• What is asked
Return the complete listing that follows, with each line reproduced exactly.

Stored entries
• • • •

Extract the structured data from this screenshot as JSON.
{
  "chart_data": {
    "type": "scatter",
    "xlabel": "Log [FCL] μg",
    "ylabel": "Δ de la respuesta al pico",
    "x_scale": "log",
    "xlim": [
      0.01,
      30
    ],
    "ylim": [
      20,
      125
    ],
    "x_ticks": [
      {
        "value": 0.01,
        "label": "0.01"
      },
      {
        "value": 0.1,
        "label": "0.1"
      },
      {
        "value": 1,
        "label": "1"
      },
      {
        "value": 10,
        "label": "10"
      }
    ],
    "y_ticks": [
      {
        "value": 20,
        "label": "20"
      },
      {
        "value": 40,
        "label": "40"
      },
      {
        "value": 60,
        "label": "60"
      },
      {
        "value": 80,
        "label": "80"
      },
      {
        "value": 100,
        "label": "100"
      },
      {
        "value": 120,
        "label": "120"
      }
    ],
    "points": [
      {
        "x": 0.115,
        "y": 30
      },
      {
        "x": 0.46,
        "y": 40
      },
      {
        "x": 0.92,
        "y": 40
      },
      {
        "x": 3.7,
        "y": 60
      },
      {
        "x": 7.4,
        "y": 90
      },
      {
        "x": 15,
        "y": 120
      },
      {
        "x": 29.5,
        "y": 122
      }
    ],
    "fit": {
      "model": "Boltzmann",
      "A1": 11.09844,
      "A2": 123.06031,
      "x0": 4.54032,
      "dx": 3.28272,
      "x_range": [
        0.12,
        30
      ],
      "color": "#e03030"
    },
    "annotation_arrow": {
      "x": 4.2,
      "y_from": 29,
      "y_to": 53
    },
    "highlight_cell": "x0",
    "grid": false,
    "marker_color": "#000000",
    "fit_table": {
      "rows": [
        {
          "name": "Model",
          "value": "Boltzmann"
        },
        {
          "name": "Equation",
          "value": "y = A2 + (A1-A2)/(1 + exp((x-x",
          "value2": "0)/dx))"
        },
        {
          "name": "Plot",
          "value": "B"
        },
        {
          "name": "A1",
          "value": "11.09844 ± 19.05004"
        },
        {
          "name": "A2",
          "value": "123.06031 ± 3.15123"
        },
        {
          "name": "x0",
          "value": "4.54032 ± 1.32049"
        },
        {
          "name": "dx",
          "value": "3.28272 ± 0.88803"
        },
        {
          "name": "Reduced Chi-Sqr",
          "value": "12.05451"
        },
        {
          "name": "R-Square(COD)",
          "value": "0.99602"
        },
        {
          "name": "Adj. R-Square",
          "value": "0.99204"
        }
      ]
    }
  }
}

• • • •

• Expected answer
Extract the structured data from this screenshot as JSON.
{
  "chart_data": {
    "type": "scatter",
    "xlabel": "Log [FCL] μg",
    "ylabel": "Δ de la respuesta al pico",
    "x_scale": "log",
    "xlim": [
      0.01,
      30
    ],
    "ylim": [
      20,
      125
    ],
    "x_ticks": [
      {
        "value": 0.01,
        "label": "0.01"
      },
      {
        "value": 0.1,
        "label": "0.1"
      },
      {
        "value": 1,
        "label": "1"
      },
      {
        "value": 10,
        "label": "10"
      }
    ],
    "y_ticks": [
      {
        "value": 20,
        "label": "20"
      },
      {
        "value": 40,
        "label": "40"
      },
      {
        "value": 60,
        "label": "60"
      },
      {
        "value": 80,
        "label": "80"
      },
      {
        "value": 100,
        "label": "100"
      },
      {
        "value": 120,
        "label": "120"
      }
    ],
    "points": [
      {
        "x": 0.115,
        "y": 30
      },
      {
        "x": 0.46,
        "y": 40
      },
      {
        "x": 0.92,
        "y": 40
      },
      {
        "x": 3.7,
        "y": 60
      },
      {
        "x": 7.4,
        "y": 90
      },
      {
        "x": 15,
        "y": 120
      },
      {
        "x": 29.5,
        "y": 122
      }
    ],
    "fit": {
      "model": "Boltzmann",
      "A1": 11.09844,
      "A2": 123.06031,
      "x0": 4.54032,
      "dx": 3.28272,
      "x_range": [
        0.12,
        30
      ],
      "color": "#e03030"
    },
    "annotation_arrow": {
      "x": 4.2,
      "y_from": 29,
      "y_to": 53
    },
    "highlight_cell": "x0",
    "grid": false,
    "marker_color": "#000000",
    "fit_table": {
      "rows": [
        {
          "name": "Model",
          "value": "Boltzmann"
        },
        {
          "name": "Equation",
          "value": "y = A2 + (A1-A2)/(1 + exp((x-x",
          "value2": "0)/dx))"
        },
        {
          "name": "Plot",
          "value": "B"
        },
        {
          "name": "A1",
          "value": "11.09844 ± 19.05004"
        },
        {
          "name": "A2",
          "value": "123.06031 ± 3.15123"
        },
        {
          "name": "x0",
          "value": "4.54032 ± 1.32049"
        },
        {
          "name": "dx",
          "value": "3.28272 ± 0.88803"
        },
        {
          "name": "Reduced Chi-Sqr",
          "value": "12.05451"
        },
        {
          "name": "R-Square(COD)",
          "value": "0.99602"
        },
        {
          "name": "Adj. R-Square",
          "value": "0.99204"
        }
      ]
    }
  }
}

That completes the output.